Check each line of the data below for the word "items", then extract the ones that have it.
————
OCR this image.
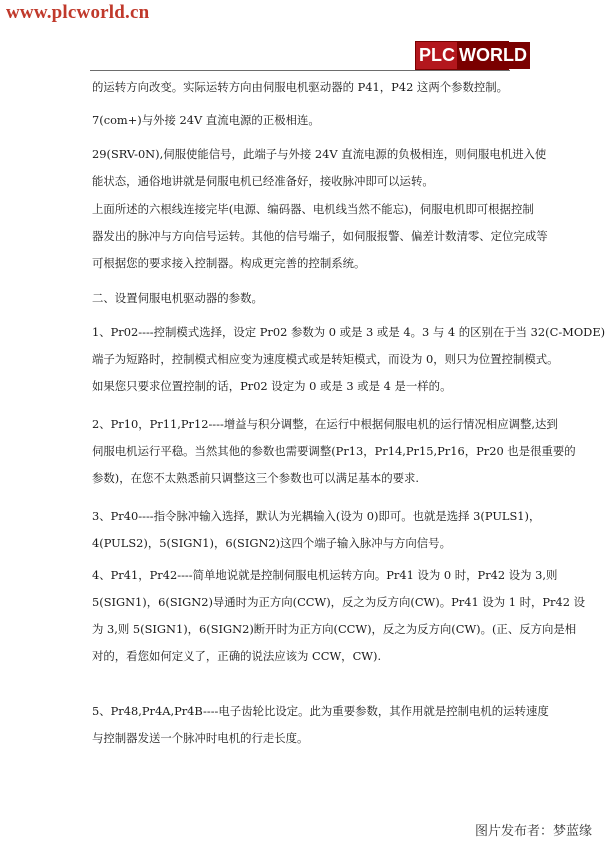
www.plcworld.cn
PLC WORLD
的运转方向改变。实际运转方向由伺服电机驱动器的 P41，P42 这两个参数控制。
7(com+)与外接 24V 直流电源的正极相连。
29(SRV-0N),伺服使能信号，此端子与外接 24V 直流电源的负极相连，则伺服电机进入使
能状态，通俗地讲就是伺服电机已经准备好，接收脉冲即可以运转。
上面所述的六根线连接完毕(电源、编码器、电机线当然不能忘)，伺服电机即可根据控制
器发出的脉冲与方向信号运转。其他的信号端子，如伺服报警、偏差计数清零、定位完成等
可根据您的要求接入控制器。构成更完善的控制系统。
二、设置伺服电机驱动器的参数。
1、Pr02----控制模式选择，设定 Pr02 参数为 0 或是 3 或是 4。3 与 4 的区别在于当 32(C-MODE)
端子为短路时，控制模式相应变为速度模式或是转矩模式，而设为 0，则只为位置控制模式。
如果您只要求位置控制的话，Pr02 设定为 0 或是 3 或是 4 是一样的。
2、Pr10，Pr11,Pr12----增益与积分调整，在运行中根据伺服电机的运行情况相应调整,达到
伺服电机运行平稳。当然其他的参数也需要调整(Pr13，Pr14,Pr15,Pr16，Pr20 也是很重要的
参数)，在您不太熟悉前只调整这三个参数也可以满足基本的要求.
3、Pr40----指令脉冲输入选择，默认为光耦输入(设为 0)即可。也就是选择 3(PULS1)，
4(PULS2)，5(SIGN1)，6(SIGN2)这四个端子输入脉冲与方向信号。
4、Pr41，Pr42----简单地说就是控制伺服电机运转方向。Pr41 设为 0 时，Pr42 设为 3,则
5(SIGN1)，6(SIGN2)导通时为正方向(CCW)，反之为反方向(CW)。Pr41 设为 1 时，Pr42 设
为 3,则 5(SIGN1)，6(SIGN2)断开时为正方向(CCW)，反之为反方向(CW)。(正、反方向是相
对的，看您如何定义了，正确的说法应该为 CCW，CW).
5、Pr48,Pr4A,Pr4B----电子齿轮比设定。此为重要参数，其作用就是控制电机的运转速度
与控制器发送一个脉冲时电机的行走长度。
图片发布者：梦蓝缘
————
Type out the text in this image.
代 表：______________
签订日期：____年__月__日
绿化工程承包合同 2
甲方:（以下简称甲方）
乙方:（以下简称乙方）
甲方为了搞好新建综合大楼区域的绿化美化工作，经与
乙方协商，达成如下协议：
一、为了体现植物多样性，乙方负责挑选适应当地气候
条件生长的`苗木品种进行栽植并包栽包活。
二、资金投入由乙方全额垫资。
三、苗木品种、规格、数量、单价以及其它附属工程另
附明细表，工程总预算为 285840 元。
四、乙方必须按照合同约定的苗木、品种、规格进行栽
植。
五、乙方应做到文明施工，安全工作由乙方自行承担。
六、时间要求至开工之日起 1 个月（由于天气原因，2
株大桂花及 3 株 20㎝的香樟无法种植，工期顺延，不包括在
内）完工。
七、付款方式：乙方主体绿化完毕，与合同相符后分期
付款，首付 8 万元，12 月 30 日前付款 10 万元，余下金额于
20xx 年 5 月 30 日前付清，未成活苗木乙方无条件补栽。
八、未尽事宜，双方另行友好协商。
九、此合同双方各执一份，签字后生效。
————
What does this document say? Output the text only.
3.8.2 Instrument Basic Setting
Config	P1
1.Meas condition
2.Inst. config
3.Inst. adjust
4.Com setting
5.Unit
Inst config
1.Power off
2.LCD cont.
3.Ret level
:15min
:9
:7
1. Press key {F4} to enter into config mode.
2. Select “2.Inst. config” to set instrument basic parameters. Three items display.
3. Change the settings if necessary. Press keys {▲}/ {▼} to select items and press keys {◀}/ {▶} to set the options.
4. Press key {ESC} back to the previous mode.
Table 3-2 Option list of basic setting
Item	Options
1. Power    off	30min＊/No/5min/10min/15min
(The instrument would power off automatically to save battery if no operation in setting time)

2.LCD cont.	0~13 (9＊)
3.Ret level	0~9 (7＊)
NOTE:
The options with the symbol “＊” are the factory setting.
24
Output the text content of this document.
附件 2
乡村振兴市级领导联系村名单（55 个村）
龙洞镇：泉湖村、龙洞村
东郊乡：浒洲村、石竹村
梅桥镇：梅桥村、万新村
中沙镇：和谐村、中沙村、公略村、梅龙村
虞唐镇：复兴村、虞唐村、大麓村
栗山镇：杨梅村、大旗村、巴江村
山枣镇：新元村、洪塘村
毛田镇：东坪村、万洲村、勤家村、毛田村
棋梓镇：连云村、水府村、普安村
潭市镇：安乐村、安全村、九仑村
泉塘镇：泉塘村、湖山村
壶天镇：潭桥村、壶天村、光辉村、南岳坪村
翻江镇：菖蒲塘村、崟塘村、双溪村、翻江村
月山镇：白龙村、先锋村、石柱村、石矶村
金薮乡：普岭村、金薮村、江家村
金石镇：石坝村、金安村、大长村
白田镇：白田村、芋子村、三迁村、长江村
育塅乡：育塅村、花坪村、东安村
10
————
§ **Output of the exercise**
2. Select “2.Inst. config” to set instrument basic parameters. Three items display.
3. Change the settings if necessary. Press keys {▲}/ {▼} to select items and press keys {◀}/ {▶} to set the options.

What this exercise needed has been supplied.